## Task objective
Transcribe all of the material exactly. Any picture in it should be left out.
==== Dataset records ====
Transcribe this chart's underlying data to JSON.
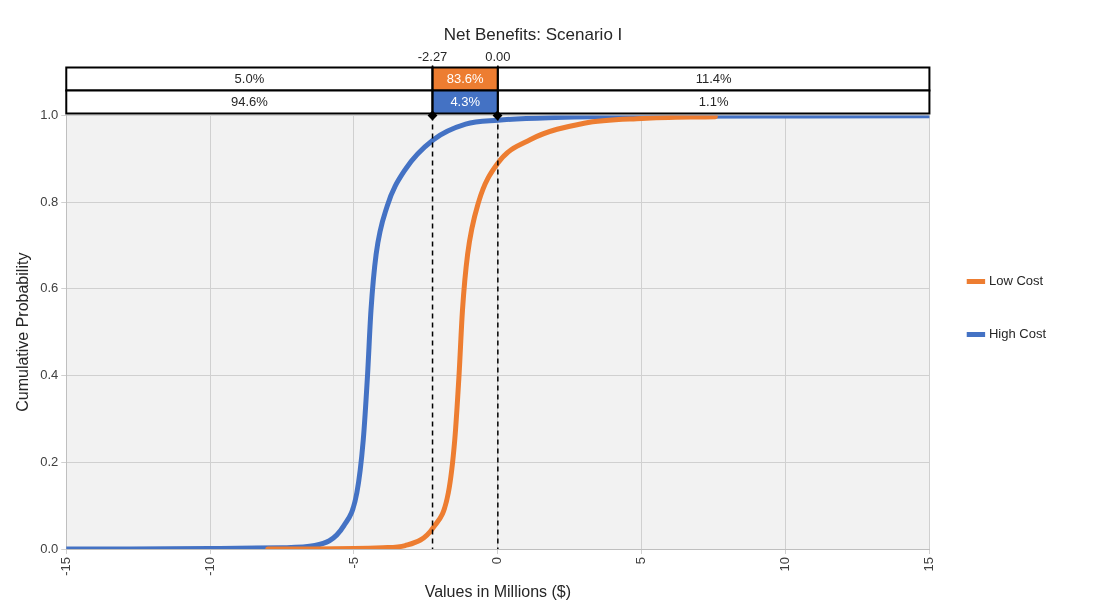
{
  "chart_data": {
    "type": "line",
    "title": "Net Benefits: Scenario I",
    "xlabel": "Values in Millions ($)",
    "ylabel": "Cumulative Probability",
    "series": [
      {
        "name": "Low Cost",
        "color": "#ed7d31",
        "x": [
          -8,
          -5,
          -4,
          -3.22,
          -2.24,
          -1.72,
          -1.5,
          -1.35,
          -1.23,
          -1.05,
          -0.67,
          0,
          1.12,
          3,
          5,
          7.56
        ],
        "values": [
          0,
          0.001,
          0.003,
          0.008,
          0.05,
          0.13,
          0.25,
          0.4,
          0.55,
          0.68,
          0.8,
          0.89,
          0.944,
          0.982,
          0.993,
          0.997
        ]
      },
      {
        "name": "High Cost",
        "color": "#4472c4",
        "x": [
          -15,
          -10,
          -7.5,
          -6.36,
          -5.35,
          -4.9,
          -4.68,
          -4.53,
          -4.41,
          -4.23,
          -3.85,
          -3.22,
          -2.24,
          -1.12,
          0,
          2,
          5,
          15
        ],
        "values": [
          0,
          0.001,
          0.003,
          0.008,
          0.054,
          0.13,
          0.25,
          0.4,
          0.55,
          0.68,
          0.79,
          0.875,
          0.944,
          0.98,
          0.989,
          0.995,
          0.998,
          0.999
        ]
      }
    ],
    "xlim": [
      -15,
      15
    ],
    "xticks": [
      -15,
      -10,
      -5,
      0,
      5,
      10,
      15
    ],
    "ylim": [
      0,
      1
    ],
    "yticks": [
      {
        "value": 0,
        "label": "0.0"
      },
      {
        "value": 0.2,
        "label": "0.2"
      },
      {
        "value": 0.4,
        "label": "0.4"
      },
      {
        "value": 0.6,
        "label": "0.6"
      },
      {
        "value": 0.8,
        "label": "0.8"
      },
      {
        "value": 1,
        "label": "1.0"
      }
    ],
    "ref_lines": [
      {
        "axis": "x",
        "value": -2.27,
        "label": "-2.27",
        "line_style": "dashed",
        "color": "#000000"
      },
      {
        "axis": "x",
        "value": 0,
        "label": "0.00",
        "line_style": "dashed",
        "color": "#000000"
      }
    ],
    "annotations": [
      "5.0%",
      "83.6%",
      "11.4%",
      "94.6%",
      "4.3%",
      "1.1%"
    ],
    "grid": true,
    "legend": "right",
    "marker": "none",
    "line_style": "solid"
  }
}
====
## Solution to the exercise
Transcribe this chart's underlying data to JSON.
{
  "chart_data": {
    "type": "line",
    "title": "Net Benefits: Scenario I",
    "xlabel": "Values in Millions ($)",
    "ylabel": "Cumulative Probability",
    "series": [
      {
        "name": "Low Cost",
        "color": "#ed7d31",
        "x": [
          -8,
          -5,
          -4,
          -3.22,
          -2.24,
          -1.72,
          -1.5,
          -1.35,
          -1.23,
          -1.05,
          -0.67,
          0,
          1.12,
          3,
          5,
          7.56
        ],
        "values": [
          0,
          0.001,
          0.003,
          0.008,
          0.05,
          0.13,
          0.25,
          0.4,
          0.55,
          0.68,
          0.8,
          0.89,
          0.944,
          0.982,
          0.993,
          0.997
        ]
      },
      {
        "name": "High Cost",
        "color": "#4472c4",
        "x": [
          -15,
          -10,
          -7.5,
          -6.36,
          -5.35,
          -4.9,
          -4.68,
          -4.53,
          -4.41,
          -4.23,
          -3.85,
          -3.22,
          -2.24,
          -1.12,
          0,
          2,
          5,
          15
        ],
        "values": [
          0,
          0.001,
          0.003,
          0.008,
          0.054,
          0.13,
          0.25,
          0.4,
          0.55,
          0.68,
          0.79,
          0.875,
          0.944,
          0.98,
          0.989,
          0.995,
          0.998,
          0.999
        ]
      }
    ],
    "xlim": [
      -15,
      15
    ],
    "xticks": [
      -15,
      -10,
      -5,
      0,
      5,
      10,
      15
    ],
    "ylim": [
      0,
      1
    ],
    "yticks": [
      {
        "value": 0,
        "label": "0.0"
      },
      {
        "value": 0.2,
        "label": "0.2"
      },
      {
        "value": 0.4,
        "label": "0.4"
      },
      {
        "value": 0.6,
        "label": "0.6"
      },
      {
        "value": 0.8,
        "label": "0.8"
      },
      {
        "value": 1,
        "label": "1.0"
      }
    ],
    "ref_lines": [
      {
        "axis": "x",
        "value": -2.27,
        "label": "-2.27",
        "line_style": "dashed",
        "color": "#000000"
      },
      {
        "axis": "x",
        "value": 0,
        "label": "0.00",
        "line_style": "dashed",
        "color": "#000000"
      }
    ],
    "annotations": [
      "5.0%",
      "83.6%",
      "11.4%",
      "94.6%",
      "4.3%",
      "1.1%"
    ],
    "grid": true,
    "legend": "right",
    "marker": "none",
    "line_style": "solid"
  }
}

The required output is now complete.